[Raw records]
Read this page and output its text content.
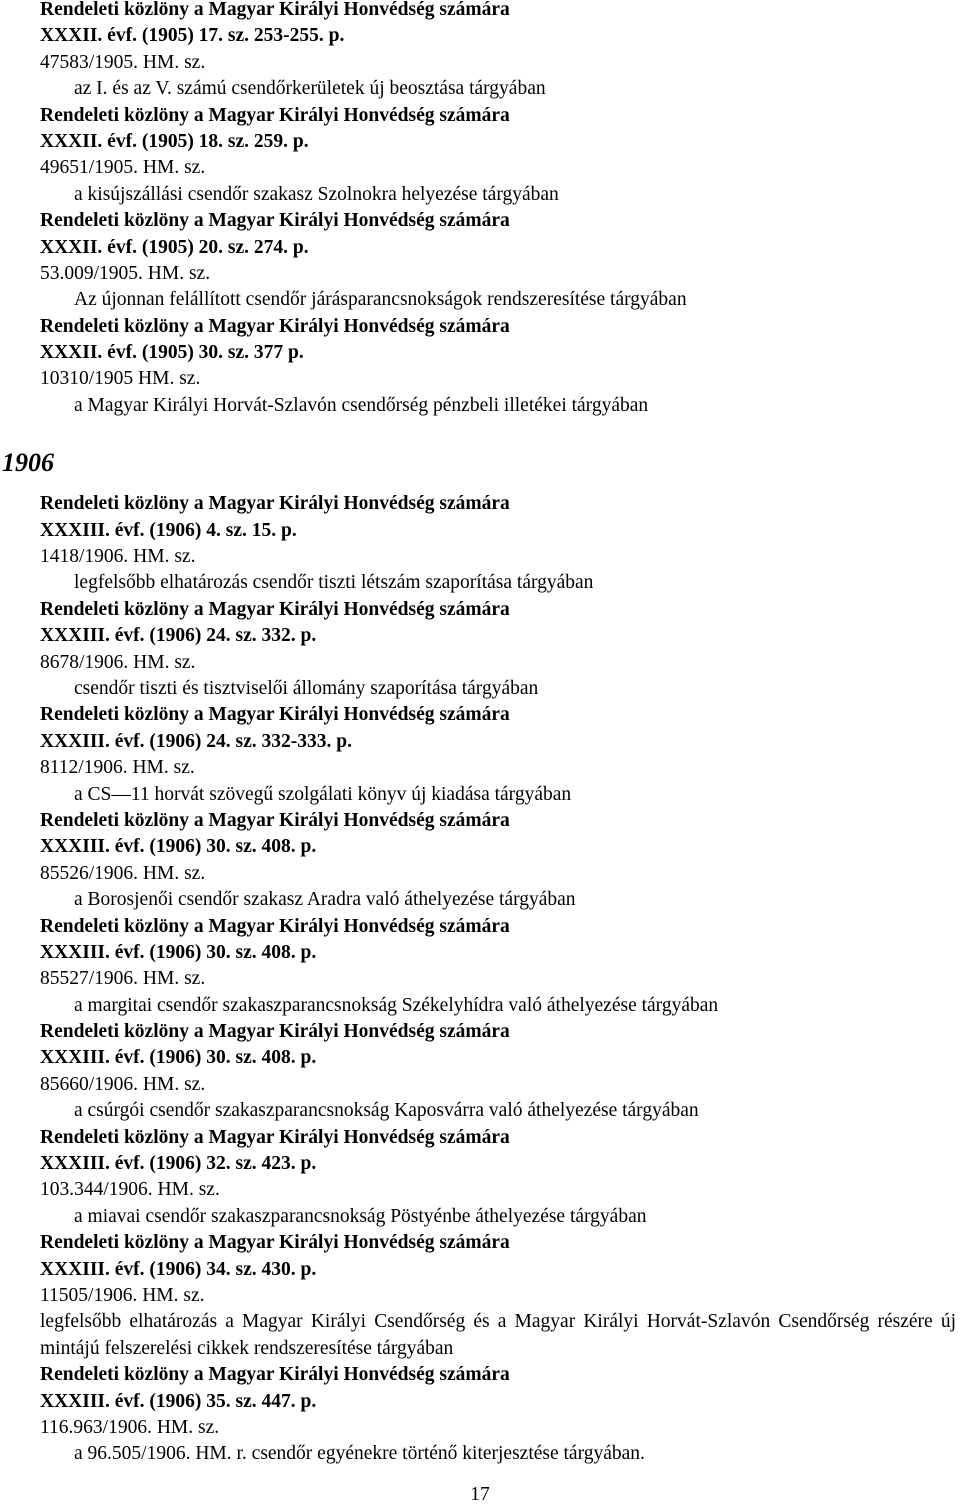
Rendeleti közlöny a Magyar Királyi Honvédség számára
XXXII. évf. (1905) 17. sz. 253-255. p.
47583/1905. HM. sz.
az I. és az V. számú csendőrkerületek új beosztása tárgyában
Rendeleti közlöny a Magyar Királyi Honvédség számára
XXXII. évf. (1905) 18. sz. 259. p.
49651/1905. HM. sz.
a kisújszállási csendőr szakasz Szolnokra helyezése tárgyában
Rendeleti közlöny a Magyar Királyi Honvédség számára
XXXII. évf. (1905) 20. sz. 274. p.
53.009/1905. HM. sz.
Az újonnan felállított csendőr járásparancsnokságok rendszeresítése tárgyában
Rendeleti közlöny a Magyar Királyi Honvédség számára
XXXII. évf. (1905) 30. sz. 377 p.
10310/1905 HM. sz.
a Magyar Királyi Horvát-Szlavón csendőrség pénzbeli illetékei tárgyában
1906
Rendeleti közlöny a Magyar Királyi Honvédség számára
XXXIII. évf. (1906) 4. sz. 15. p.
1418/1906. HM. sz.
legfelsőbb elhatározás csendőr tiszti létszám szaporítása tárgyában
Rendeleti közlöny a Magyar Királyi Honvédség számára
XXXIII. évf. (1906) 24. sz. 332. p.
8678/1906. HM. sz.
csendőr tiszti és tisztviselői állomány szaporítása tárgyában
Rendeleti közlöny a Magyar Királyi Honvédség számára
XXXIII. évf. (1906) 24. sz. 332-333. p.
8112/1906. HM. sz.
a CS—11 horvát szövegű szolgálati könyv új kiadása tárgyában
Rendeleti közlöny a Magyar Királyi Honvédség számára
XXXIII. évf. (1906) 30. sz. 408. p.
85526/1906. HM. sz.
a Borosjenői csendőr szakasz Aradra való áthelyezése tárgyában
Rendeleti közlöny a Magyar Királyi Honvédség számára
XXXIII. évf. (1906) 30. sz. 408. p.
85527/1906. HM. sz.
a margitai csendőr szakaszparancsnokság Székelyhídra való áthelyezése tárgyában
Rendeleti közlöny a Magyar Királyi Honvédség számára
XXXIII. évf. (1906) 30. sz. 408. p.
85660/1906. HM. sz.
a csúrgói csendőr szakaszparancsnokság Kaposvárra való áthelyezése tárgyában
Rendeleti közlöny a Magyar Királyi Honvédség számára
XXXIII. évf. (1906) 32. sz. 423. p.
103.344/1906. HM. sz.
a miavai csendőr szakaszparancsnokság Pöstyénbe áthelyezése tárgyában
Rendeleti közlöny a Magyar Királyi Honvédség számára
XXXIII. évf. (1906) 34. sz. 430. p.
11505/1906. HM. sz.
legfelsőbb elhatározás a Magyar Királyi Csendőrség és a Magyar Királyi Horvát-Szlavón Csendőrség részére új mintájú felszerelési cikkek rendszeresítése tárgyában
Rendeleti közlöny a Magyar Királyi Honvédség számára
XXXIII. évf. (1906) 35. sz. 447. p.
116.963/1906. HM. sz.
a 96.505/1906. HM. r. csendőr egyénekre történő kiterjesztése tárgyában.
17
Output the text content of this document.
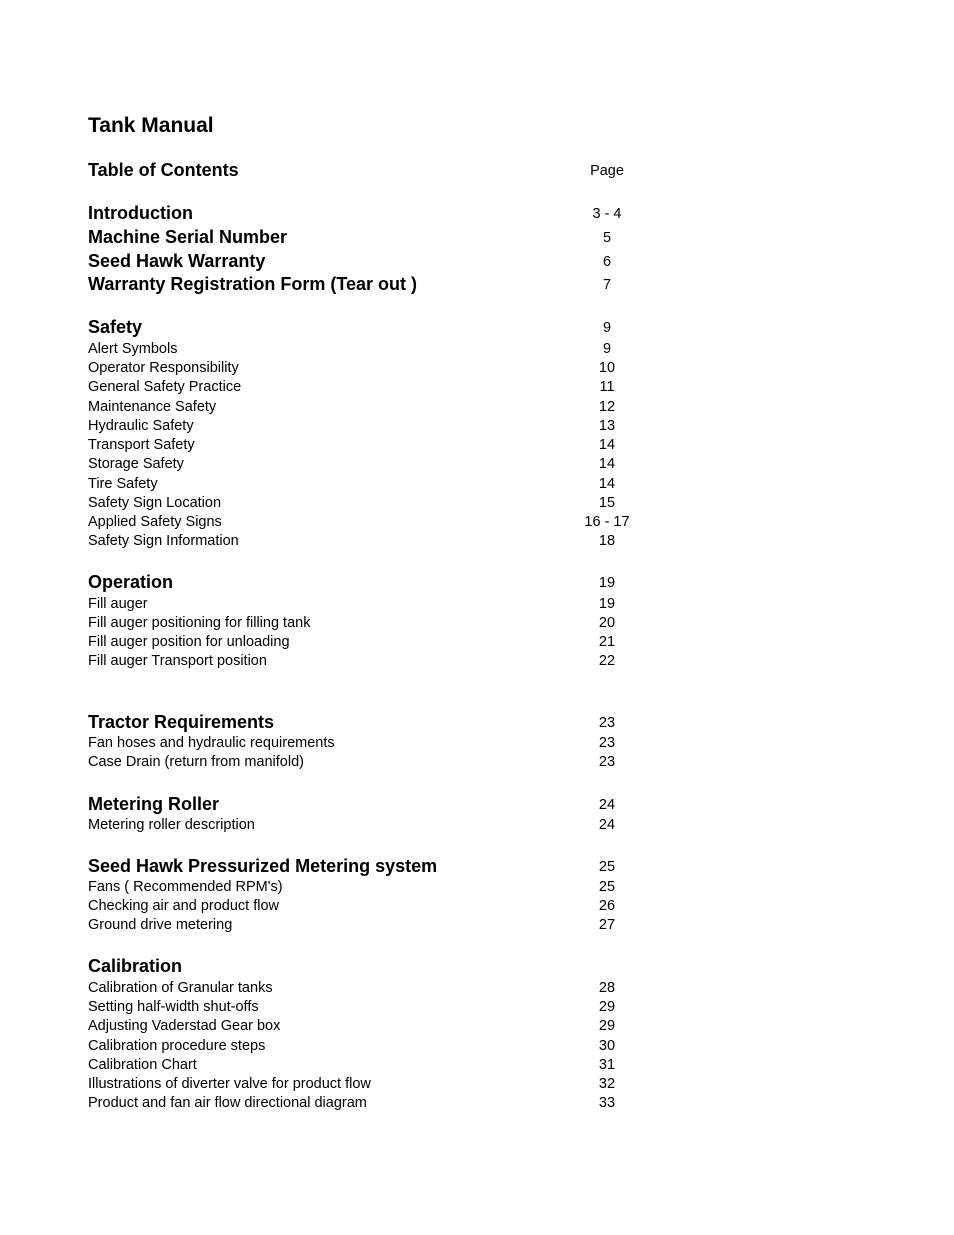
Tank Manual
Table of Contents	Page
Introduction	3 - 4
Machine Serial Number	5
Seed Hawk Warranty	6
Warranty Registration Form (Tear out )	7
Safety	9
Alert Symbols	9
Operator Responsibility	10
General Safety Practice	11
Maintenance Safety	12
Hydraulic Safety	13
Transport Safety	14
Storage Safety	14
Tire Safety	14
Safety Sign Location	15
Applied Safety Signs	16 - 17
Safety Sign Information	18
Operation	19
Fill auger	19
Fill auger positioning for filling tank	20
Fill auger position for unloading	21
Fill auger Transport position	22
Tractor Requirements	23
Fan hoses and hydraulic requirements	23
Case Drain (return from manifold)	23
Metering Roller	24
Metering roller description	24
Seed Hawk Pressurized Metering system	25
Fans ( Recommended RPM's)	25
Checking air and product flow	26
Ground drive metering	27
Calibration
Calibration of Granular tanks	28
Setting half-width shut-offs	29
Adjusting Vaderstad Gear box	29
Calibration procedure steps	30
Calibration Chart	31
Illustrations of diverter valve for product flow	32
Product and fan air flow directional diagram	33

Your objective:
All records should be output exactly, with the pictures left out.

The result:
Read this page and output its text content.
Rendeleti közlöny a Magyar Királyi Honvédség számára
XXXII. évf. (1905) 17. sz. 253-255. p.
47583/1905. HM. sz.
az I. és az V. számú csendőrkerületek új beosztása tárgyában
Rendeleti közlöny a Magyar Királyi Honvédség számára
XXXII. évf. (1905) 18. sz. 259. p.
49651/1905. HM. sz.
a kisújszállási csendőr szakasz Szolnokra helyezése tárgyában
Rendeleti közlöny a Magyar Királyi Honvédség számára
XXXII. évf. (1905) 20. sz. 274. p.
53.009/1905. HM. sz.
Az újonnan felállított csendőr járásparancsnokságok rendszeresítése tárgyában
Rendeleti közlöny a Magyar Királyi Honvédség számára
XXXII. évf. (1905) 30. sz. 377 p.
10310/1905 HM. sz.
a Magyar Királyi Horvát-Szlavón csendőrség pénzbeli illetékei tárgyában
1906
Rendeleti közlöny a Magyar Királyi Honvédség számára
XXXIII. évf. (1906) 4. sz. 15. p.
1418/1906. HM. sz.
legfelsőbb elhatározás csendőr tiszti létszám szaporítása tárgyában
Rendeleti közlöny a Magyar Királyi Honvédség számára
XXXIII. évf. (1906) 24. sz. 332. p.
8678/1906. HM. sz.
csendőr tiszti és tisztviselői állomány szaporítása tárgyában
Rendeleti közlöny a Magyar Királyi Honvédség számára
XXXIII. évf. (1906) 24. sz. 332-333. p.
8112/1906. HM. sz.
a CS—11 horvát szövegű szolgálati könyv új kiadása tárgyában
Rendeleti közlöny a Magyar Királyi Honvédség számára
XXXIII. évf. (1906) 30. sz. 408. p.
85526/1906. HM. sz.
a Borosjenői csendőr szakasz Aradra való áthelyezése tárgyában
Rendeleti közlöny a Magyar Királyi Honvédség számára
XXXIII. évf. (1906) 30. sz. 408. p.
85527/1906. HM. sz.
a margitai csendőr szakaszparancsnokság Székelyhídra való áthelyezése tárgyában
Rendeleti közlöny a Magyar Királyi Honvédség számára
XXXIII. évf. (1906) 30. sz. 408. p.
85660/1906. HM. sz.
a csúrgói csendőr szakaszparancsnokság Kaposvárra való áthelyezése tárgyában
Rendeleti közlöny a Magyar Királyi Honvédség számára
XXXIII. évf. (1906) 32. sz. 423. p.
103.344/1906. HM. sz.
a miavai csendőr szakaszparancsnokság Pöstyénbe áthelyezése tárgyában
Rendeleti közlöny a Magyar Királyi Honvédség számára
XXXIII. évf. (1906) 34. sz. 430. p.
11505/1906. HM. sz.
legfelsőbb elhatározás a Magyar Királyi Csendőrség és a Magyar Királyi Horvát-Szlavón Csendőrség részére új mintájú felszerelési cikkek rendszeresítése tárgyában
Rendeleti közlöny a Magyar Királyi Honvédség számára
XXXIII. évf. (1906) 35. sz. 447. p.
116.963/1906. HM. sz.
a 96.505/1906. HM. r. csendőr egyénekre történő kiterjesztése tárgyában.
17
Output the text content of this document.
Tank Manual
Table of Contents	Page
Introduction	3 - 4
Machine Serial Number	5
Seed Hawk Warranty	6
Warranty Registration Form (Tear out )	7
Safety	9
Alert Symbols	9
Operator Responsibility	10
General Safety Practice	11
Maintenance Safety	12
Hydraulic Safety	13
Transport Safety	14
Storage Safety	14
Tire Safety	14
Safety Sign Location	15
Applied Safety Signs	16 - 17
Safety Sign Information	18
Operation	19
Fill auger	19
Fill auger positioning for filling tank	20
Fill auger position for unloading	21
Fill auger Transport position	22
Tractor Requirements	23
Fan hoses and hydraulic requirements	23
Case Drain (return from manifold)	23
Metering Roller	24
Metering roller description	24
Seed Hawk Pressurized Metering system	25
Fans ( Recommended RPM's)	25
Checking air and product flow	26
Ground drive metering	27
Calibration
Calibration of Granular tanks	28
Setting half-width shut-offs	29
Adjusting Vaderstad Gear box	29
Calibration procedure steps	30
Calibration Chart	31
Illustrations of diverter valve for product flow	32
Product and fan air flow directional diagram	33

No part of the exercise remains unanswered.